[Data provided]
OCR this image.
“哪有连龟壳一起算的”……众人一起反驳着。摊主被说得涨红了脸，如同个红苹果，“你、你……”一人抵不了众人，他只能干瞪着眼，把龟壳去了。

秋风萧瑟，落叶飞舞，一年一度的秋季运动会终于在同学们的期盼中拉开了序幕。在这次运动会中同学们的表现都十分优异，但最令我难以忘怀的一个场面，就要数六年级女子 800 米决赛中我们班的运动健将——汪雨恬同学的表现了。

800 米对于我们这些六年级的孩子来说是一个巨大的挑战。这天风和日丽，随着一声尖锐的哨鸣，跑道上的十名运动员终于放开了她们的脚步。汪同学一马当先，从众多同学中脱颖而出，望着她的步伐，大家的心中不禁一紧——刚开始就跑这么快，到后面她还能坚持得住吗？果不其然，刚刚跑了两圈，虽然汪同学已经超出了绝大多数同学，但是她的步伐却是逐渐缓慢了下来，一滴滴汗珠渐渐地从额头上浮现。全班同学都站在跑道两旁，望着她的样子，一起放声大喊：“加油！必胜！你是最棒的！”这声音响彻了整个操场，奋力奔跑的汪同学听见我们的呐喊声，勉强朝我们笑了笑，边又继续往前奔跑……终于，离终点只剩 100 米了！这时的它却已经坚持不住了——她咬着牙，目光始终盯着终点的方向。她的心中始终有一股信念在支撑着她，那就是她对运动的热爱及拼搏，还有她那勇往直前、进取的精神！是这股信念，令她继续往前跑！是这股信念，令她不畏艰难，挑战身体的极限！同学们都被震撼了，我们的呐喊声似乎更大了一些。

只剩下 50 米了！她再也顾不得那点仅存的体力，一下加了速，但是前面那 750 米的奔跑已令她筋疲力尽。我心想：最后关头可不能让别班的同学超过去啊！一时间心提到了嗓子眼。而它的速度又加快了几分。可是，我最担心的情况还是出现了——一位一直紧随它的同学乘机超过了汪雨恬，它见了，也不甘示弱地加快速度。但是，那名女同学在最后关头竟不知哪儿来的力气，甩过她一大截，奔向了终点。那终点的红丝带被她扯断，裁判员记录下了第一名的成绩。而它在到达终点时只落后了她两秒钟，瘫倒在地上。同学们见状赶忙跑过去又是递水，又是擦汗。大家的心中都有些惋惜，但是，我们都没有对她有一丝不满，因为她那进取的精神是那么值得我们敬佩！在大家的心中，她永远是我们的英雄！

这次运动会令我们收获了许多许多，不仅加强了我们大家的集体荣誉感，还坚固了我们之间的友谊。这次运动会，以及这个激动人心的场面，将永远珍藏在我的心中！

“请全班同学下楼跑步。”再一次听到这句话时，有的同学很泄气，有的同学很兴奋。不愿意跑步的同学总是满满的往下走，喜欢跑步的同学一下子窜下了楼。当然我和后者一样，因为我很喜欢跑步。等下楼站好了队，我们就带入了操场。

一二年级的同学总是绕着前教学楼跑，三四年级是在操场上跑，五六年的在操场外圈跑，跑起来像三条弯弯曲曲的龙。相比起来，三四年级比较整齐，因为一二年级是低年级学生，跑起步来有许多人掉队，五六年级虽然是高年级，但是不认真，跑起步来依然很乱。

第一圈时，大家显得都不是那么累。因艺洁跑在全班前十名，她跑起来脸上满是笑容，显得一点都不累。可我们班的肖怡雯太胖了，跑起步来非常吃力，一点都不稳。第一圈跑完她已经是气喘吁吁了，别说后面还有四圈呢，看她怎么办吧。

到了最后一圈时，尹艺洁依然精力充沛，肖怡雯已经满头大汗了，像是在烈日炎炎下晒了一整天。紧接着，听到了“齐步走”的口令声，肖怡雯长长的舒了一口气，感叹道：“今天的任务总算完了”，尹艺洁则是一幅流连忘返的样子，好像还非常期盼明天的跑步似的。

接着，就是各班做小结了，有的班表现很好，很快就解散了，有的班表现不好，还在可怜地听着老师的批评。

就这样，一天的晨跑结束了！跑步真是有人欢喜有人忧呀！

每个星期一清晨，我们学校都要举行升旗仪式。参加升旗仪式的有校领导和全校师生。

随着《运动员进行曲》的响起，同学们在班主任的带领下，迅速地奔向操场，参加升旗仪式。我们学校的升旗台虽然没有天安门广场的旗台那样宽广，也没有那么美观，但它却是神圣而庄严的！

[Work to be completed]
Each line of the material must be restated exactly.

[Written solution]
OCR this image.
“哪有连龟壳一起算的”……众人一起反驳着。摊主被说得涨红了脸，如同个红苹果，“你、你……”一人抵不了众人，他只能干瞪着眼，把龟壳去了。

秋风萧瑟，落叶飞舞，一年一度的秋季运动会终于在同学们的期盼中拉开了序幕。在这次运动会中同学们的表现都十分优异，但最令我难以忘怀的一个场面，就要数六年级女子 800 米决赛中我们班的运动健将——汪雨恬同学的表现了。

800 米对于我们这些六年级的孩子来说是一个巨大的挑战。这天风和日丽，随着一声尖锐的哨鸣，跑道上的十名运动员终于放开了她们的脚步。汪同学一马当先，从众多同学中脱颖而出，望着她的步伐，大家的心中不禁一紧——刚开始就跑这么快，到后面她还能坚持得住吗？果不其然，刚刚跑了两圈，虽然汪同学已经超出了绝大多数同学，但是她的步伐却是逐渐缓慢了下来，一滴滴汗珠渐渐地从额头上浮现。全班同学都站在跑道两旁，望着她的样子，一起放声大喊：“加油！必胜！你是最棒的！”这声音响彻了整个操场，奋力奔跑的汪同学听见我们的呐喊声，勉强朝我们笑了笑，边又继续往前奔跑……终于，离终点只剩 100 米了！这时的它却已经坚持不住了——她咬着牙，目光始终盯着终点的方向。她的心中始终有一股信念在支撑着她，那就是她对运动的热爱及拼搏，还有她那勇往直前、进取的精神！是这股信念，令她继续往前跑！是这股信念，令她不畏艰难，挑战身体的极限！同学们都被震撼了，我们的呐喊声似乎更大了一些。

只剩下 50 米了！她再也顾不得那点仅存的体力，一下加了速，但是前面那 750 米的奔跑已令她筋疲力尽。我心想：最后关头可不能让别班的同学超过去啊！一时间心提到了嗓子眼。而它的速度又加快了几分。可是，我最担心的情况还是出现了——一位一直紧随它的同学乘机超过了汪雨恬，它见了，也不甘示弱地加快速度。但是，那名女同学在最后关头竟不知哪儿来的力气，甩过她一大截，奔向了终点。那终点的红丝带被她扯断，裁判员记录下了第一名的成绩。而它在到达终点时只落后了她两秒钟，瘫倒在地上。同学们见状赶忙跑过去又是递水，又是擦汗。大家的心中都有些惋惜，但是，我们都没有对她有一丝不满，因为她那进取的精神是那么值得我们敬佩！在大家的心中，她永远是我们的英雄！

这次运动会令我们收获了许多许多，不仅加强了我们大家的集体荣誉感，还坚固了我们之间的友谊。这次运动会，以及这个激动人心的场面，将永远珍藏在我的心中！

“请全班同学下楼跑步。”再一次听到这句话时，有的同学很泄气，有的同学很兴奋。不愿意跑步的同学总是满满的往下走，喜欢跑步的同学一下子窜下了楼。当然我和后者一样，因为我很喜欢跑步。等下楼站好了队，我们就带入了操场。

一二年级的同学总是绕着前教学楼跑，三四年级是在操场上跑，五六年的在操场外圈跑，跑起来像三条弯弯曲曲的龙。相比起来，三四年级比较整齐，因为一二年级是低年级学生，跑起步来有许多人掉队，五六年级虽然是高年级，但是不认真，跑起步来依然很乱。

第一圈时，大家显得都不是那么累。因艺洁跑在全班前十名，她跑起来脸上满是笑容，显得一点都不累。可我们班的肖怡雯太胖了，跑起步来非常吃力，一点都不稳。第一圈跑完她已经是气喘吁吁了，别说后面还有四圈呢，看她怎么办吧。

到了最后一圈时，尹艺洁依然精力充沛，肖怡雯已经满头大汗了，像是在烈日炎炎下晒了一整天。紧接着，听到了“齐步走”的口令声，肖怡雯长长的舒了一口气，感叹道：“今天的任务总算完了”，尹艺洁则是一幅流连忘返的样子，好像还非常期盼明天的跑步似的。

接着，就是各班做小结了，有的班表现很好，很快就解散了，有的班表现不好，还在可怜地听着老师的批评。

就这样，一天的晨跑结束了！跑步真是有人欢喜有人忧呀！

每个星期一清晨，我们学校都要举行升旗仪式。参加升旗仪式的有校领导和全校师生。

随着《运动员进行曲》的响起，同学们在班主任的带领下，迅速地奔向操场，参加升旗仪式。我们学校的升旗台虽然没有天安门广场的旗台那样宽广，也没有那么美观，但它却是神圣而庄严的！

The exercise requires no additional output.